▶ [EXERCISE DETAILS]: Give the number of lines that include the word "Kumar", nothing more.

-=-=-=-=-

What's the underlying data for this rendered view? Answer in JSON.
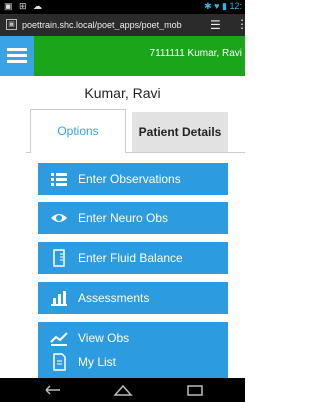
{
  "status_bar": {
    "left_icons": "▣ ⊞ ☁",
    "right_text": "✱ ♥ ▮ 12:"
  },
  "browser": {
    "url": "poettrain.shc.local/poet_apps/poet_mob",
    "menu_icon": "menu-icon",
    "more_icon": "more-icon"
  },
  "header": {
    "id_name": "7111111  Kumar, Ravi",
    "accent": "#1aa51a"
  },
  "patient": {
    "name": "Kumar, Ravi"
  },
  "tabs": [
    {
      "label": "Options"
    },
    {
      "label": "Patient Details"
    }
  ],
  "menu": [
    {
      "label": "Enter Observations",
      "icon": "list-icon"
    },
    {
      "label": "Enter Neuro Obs",
      "icon": "eye-icon"
    },
    {
      "label": "Enter Fluid Balance",
      "icon": "fluid-icon"
    },
    {
      "label": "Assessments",
      "icon": "chart-icon"
    },
    {
      "label": "View Obs",
      "icon": "trend-icon"
    },
    {
      "label": "My List",
      "icon": "doc-icon"
    }
  ],
  "colors": {
    "button": "#2c9be0",
    "hamburger": "#3aa3e6"
  }
}
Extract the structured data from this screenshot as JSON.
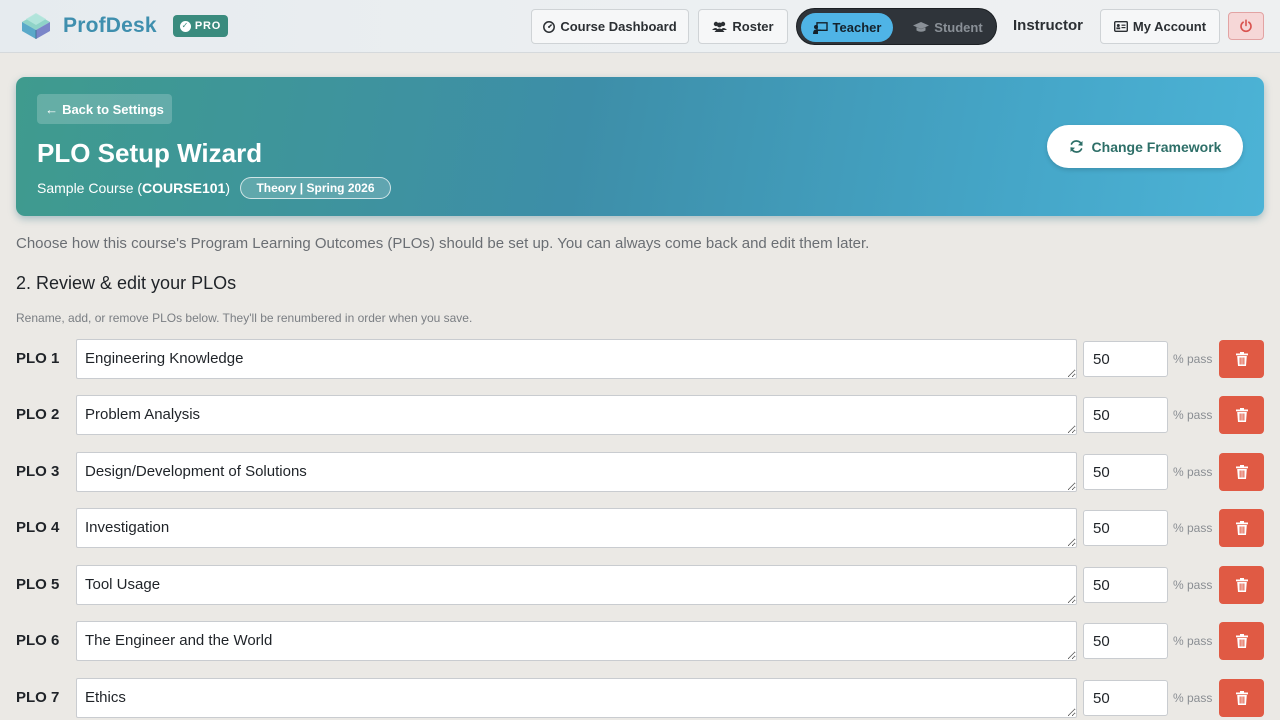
{
  "brand": {
    "name": "ProfDesk",
    "badge": "PRO",
    "logo_icon": "stacked-books-icon"
  },
  "nav": {
    "course_dashboard": "Course Dashboard",
    "roster": "Roster",
    "role_teacher": "Teacher",
    "role_student": "Student",
    "active_role": "Teacher",
    "user_role": "Instructor",
    "my_account": "My Account"
  },
  "hero": {
    "back": "Back to Settings",
    "title": "PLO Setup Wizard",
    "course_name": "Sample Course (",
    "course_code": "COURSE101",
    "course_close": ")",
    "term": "Theory | Spring 2026",
    "change_framework": "Change Framework"
  },
  "intro": "Choose how this course's Program Learning Outcomes (PLOs) should be set up. You can always come back and edit them later.",
  "section": {
    "title": "2. Review & edit your PLOs",
    "hint": "Rename, add, or remove PLOs below. They'll be renumbered in order when you save."
  },
  "pct_suffix": "% pass",
  "plos": [
    {
      "label": "PLO 1",
      "name": "Engineering Knowledge",
      "pass": "50"
    },
    {
      "label": "PLO 2",
      "name": "Problem Analysis",
      "pass": "50"
    },
    {
      "label": "PLO 3",
      "name": "Design/Development of Solutions",
      "pass": "50"
    },
    {
      "label": "PLO 4",
      "name": "Investigation",
      "pass": "50"
    },
    {
      "label": "PLO 5",
      "name": "Tool Usage",
      "pass": "50"
    },
    {
      "label": "PLO 6",
      "name": "The Engineer and the World",
      "pass": "50"
    },
    {
      "label": "PLO 7",
      "name": "Ethics",
      "pass": "50"
    }
  ],
  "colors": {
    "brand_text": "#3f8fae",
    "pro_badge": "#3a8b7e",
    "teacher_active": "#4fb4e6",
    "delete_button": "#e05a44",
    "hero_gradient_start": "#3f9b8e",
    "hero_gradient_end": "#4cb3d6"
  }
}
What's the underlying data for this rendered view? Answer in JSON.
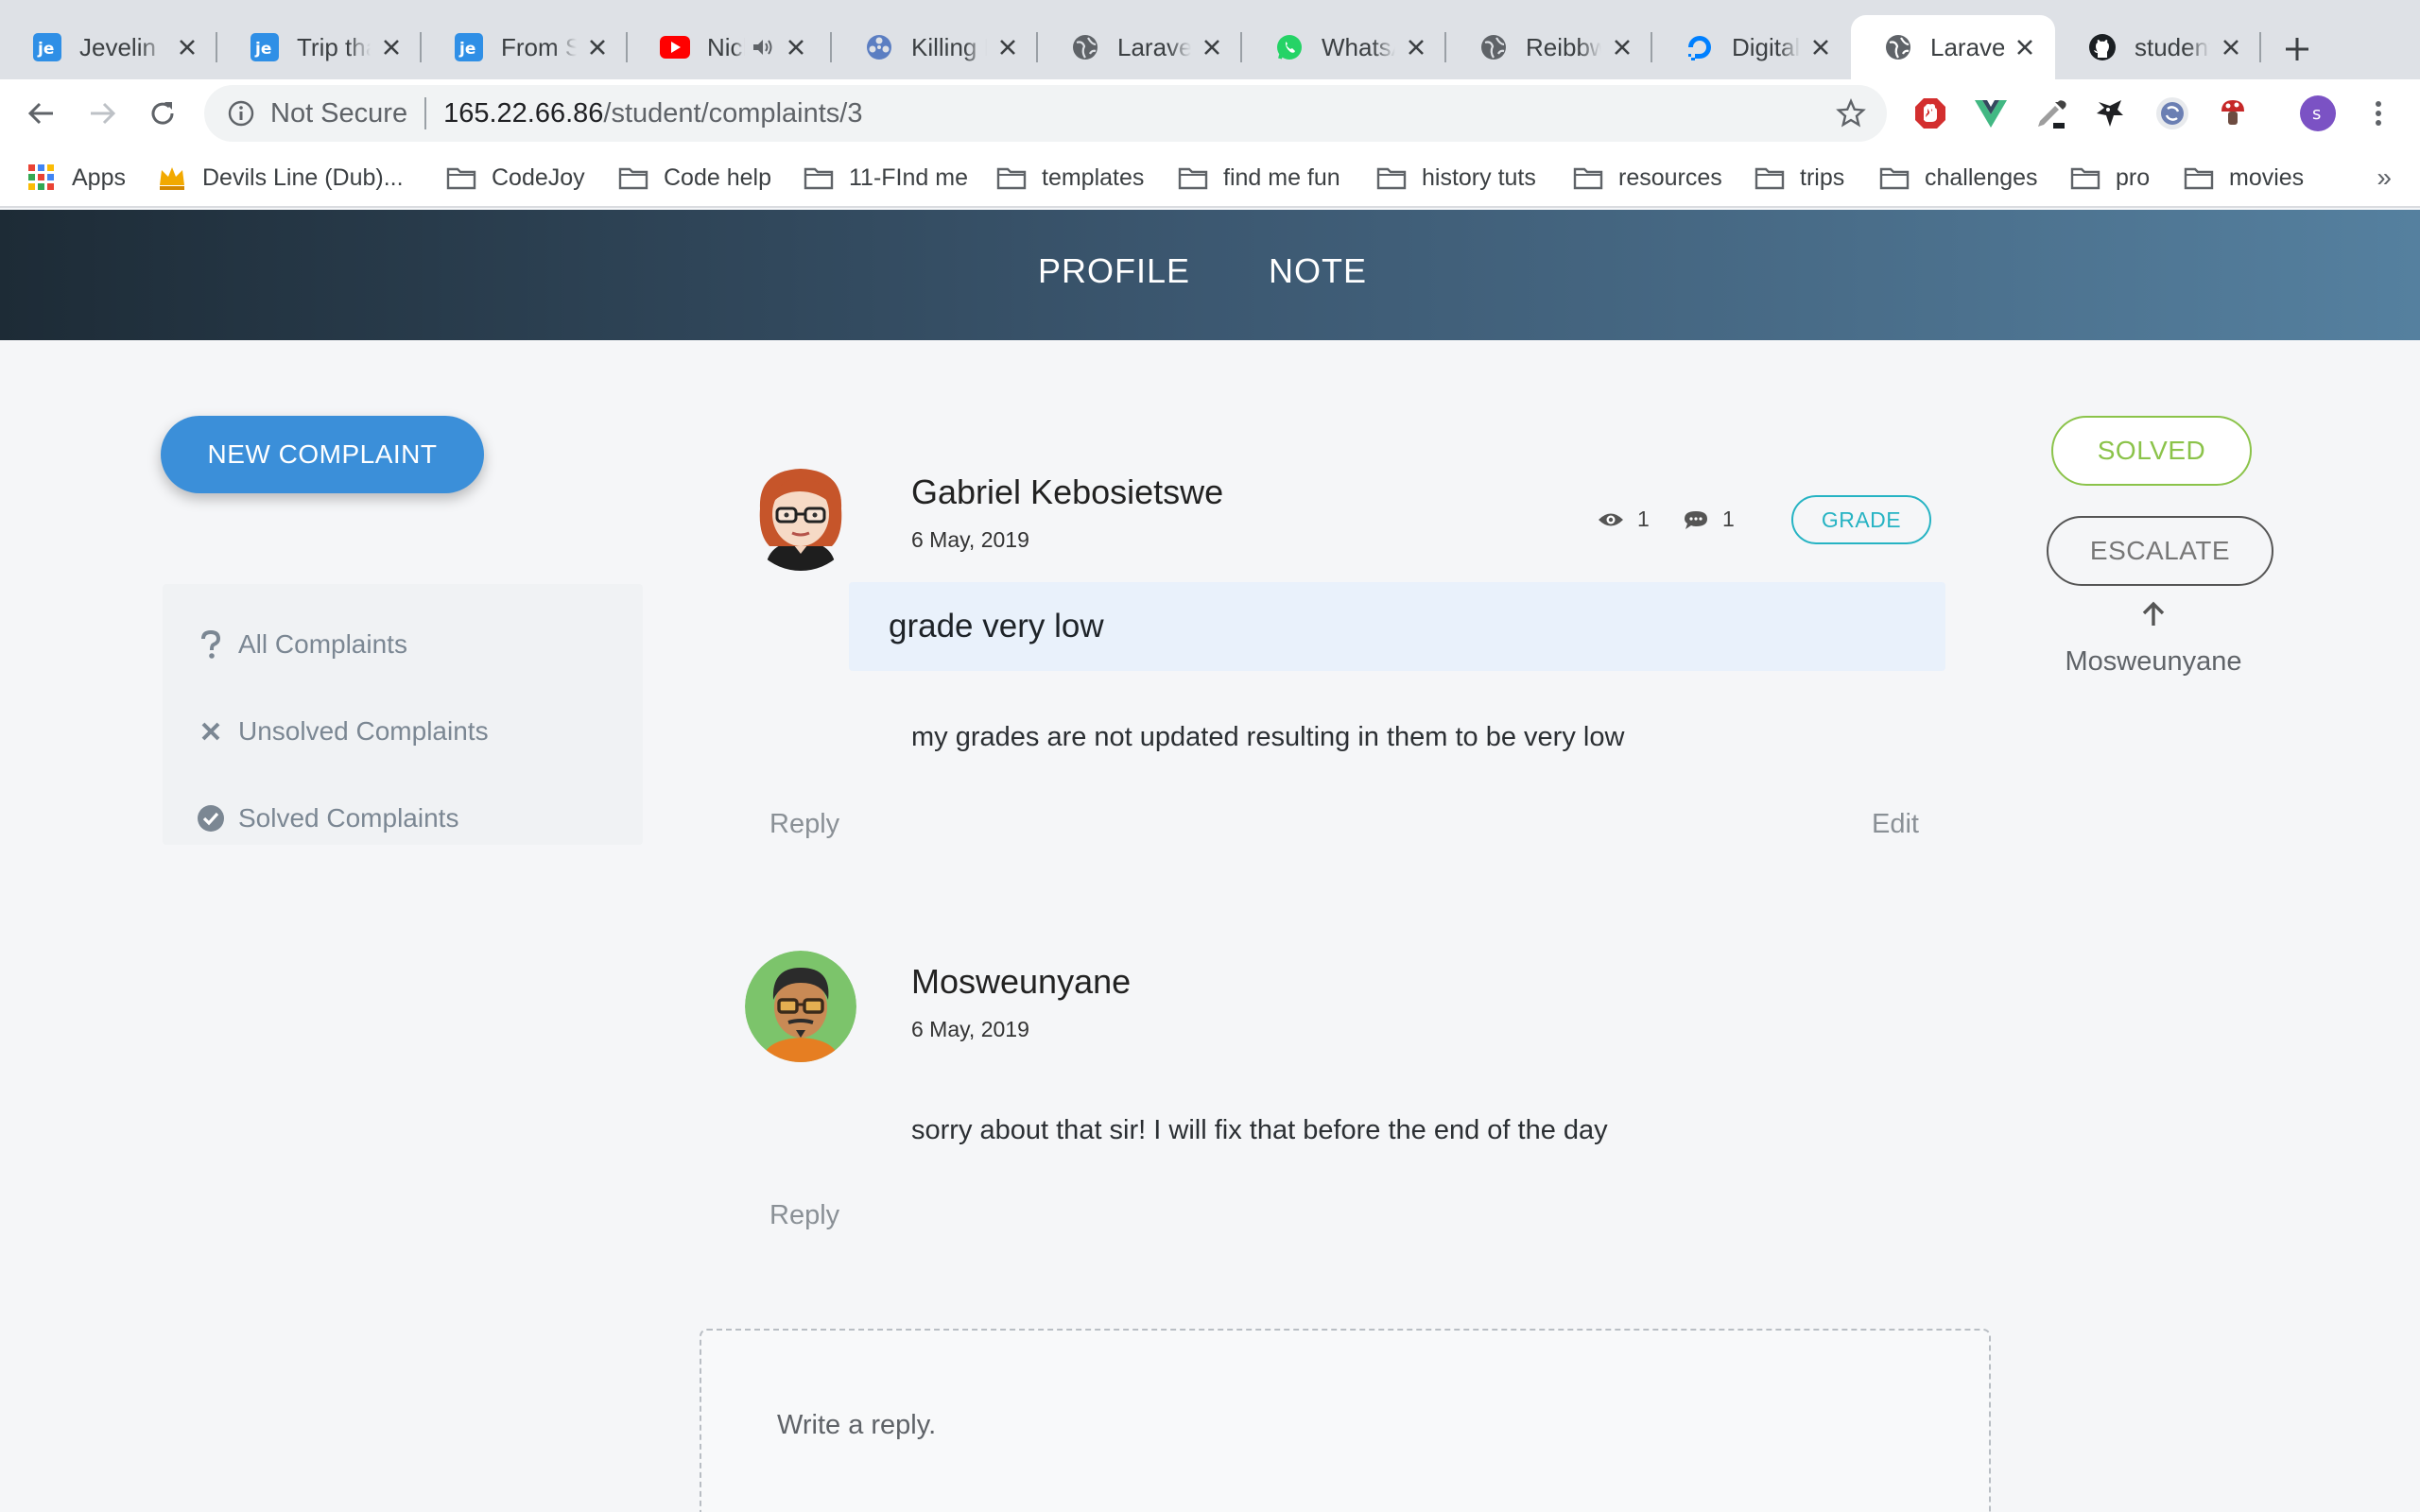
{
  "browser": {
    "tabs": [
      {
        "title": "Jevelin",
        "icon": "jevelin-favicon",
        "active": false
      },
      {
        "title": "Trip tha",
        "icon": "jevelin-favicon",
        "active": false
      },
      {
        "title": "From Si",
        "icon": "jevelin-favicon",
        "active": false
      },
      {
        "title": "Nick",
        "icon": "youtube-favicon",
        "active": false,
        "audio": true
      },
      {
        "title": "Killing E",
        "icon": "film-reel-favicon",
        "active": false
      },
      {
        "title": "Laravel",
        "icon": "globe-favicon",
        "active": false
      },
      {
        "title": "WhatsA",
        "icon": "whatsapp-favicon",
        "active": false
      },
      {
        "title": "Reibbw",
        "icon": "globe-favicon",
        "active": false
      },
      {
        "title": "DigitalC",
        "icon": "digitalocean-favicon",
        "active": false
      },
      {
        "title": "Laravel",
        "icon": "globe-favicon",
        "active": true
      },
      {
        "title": "student",
        "icon": "github-favicon",
        "active": false
      }
    ],
    "address": {
      "security_label": "Not Secure",
      "host": "165.22.66.86",
      "path": "/student/complaints/3"
    },
    "profile_initial": "s",
    "bookmarks": [
      {
        "label": "Apps",
        "icon": "apps-grid-icon"
      },
      {
        "label": "Devils Line (Dub)...",
        "icon": "crown-icon"
      },
      {
        "label": "CodeJoy",
        "icon": "folder-icon"
      },
      {
        "label": "Code help",
        "icon": "folder-icon"
      },
      {
        "label": "11-FInd me",
        "icon": "folder-icon"
      },
      {
        "label": "templates",
        "icon": "folder-icon"
      },
      {
        "label": "find me fun",
        "icon": "folder-icon"
      },
      {
        "label": "history tuts",
        "icon": "folder-icon"
      },
      {
        "label": "resources",
        "icon": "folder-icon"
      },
      {
        "label": "trips",
        "icon": "folder-icon"
      },
      {
        "label": "challenges",
        "icon": "folder-icon"
      },
      {
        "label": "pro",
        "icon": "folder-icon"
      },
      {
        "label": "movies",
        "icon": "folder-icon"
      }
    ],
    "bookmarks_more": "»"
  },
  "nav": {
    "profile": "PROFILE",
    "note": "NOTE"
  },
  "sidebar": {
    "new_complaint": "NEW COMPLAINT",
    "filters": [
      {
        "label": "All Complaints",
        "icon": "question-icon"
      },
      {
        "label": "Unsolved Complaints",
        "icon": "x-icon"
      },
      {
        "label": "Solved Complaints",
        "icon": "check-circle-icon"
      }
    ]
  },
  "complaint": {
    "author": "Gabriel Kebosietswe",
    "date": "6 May, 2019",
    "views": "1",
    "comments": "1",
    "category": "GRADE",
    "subject": "grade very low",
    "body": "my grades are not updated resulting in them to be very low",
    "reply_label": "Reply",
    "edit_label": "Edit"
  },
  "replies": [
    {
      "author": "Mosweunyane",
      "date": "6 May, 2019",
      "body": "sorry about that sir! I will fix that before the end of the day",
      "reply_label": "Reply"
    }
  ],
  "status_panel": {
    "solved": "SOLVED",
    "escalate": "ESCALATE",
    "escalated_to": "Mosweunyane"
  },
  "reply_box": {
    "placeholder": "Write a reply."
  },
  "colors": {
    "accent_blue": "#3b8fd9",
    "solved_green": "#8bc34a",
    "tag_teal": "#26b3c3",
    "subject_bg": "#e9f1fb",
    "nav_gradient_start": "#1d2b36",
    "nav_gradient_end": "#55809f"
  }
}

-=-=-=-=-

▶ [FINISHED ANSWER]: 2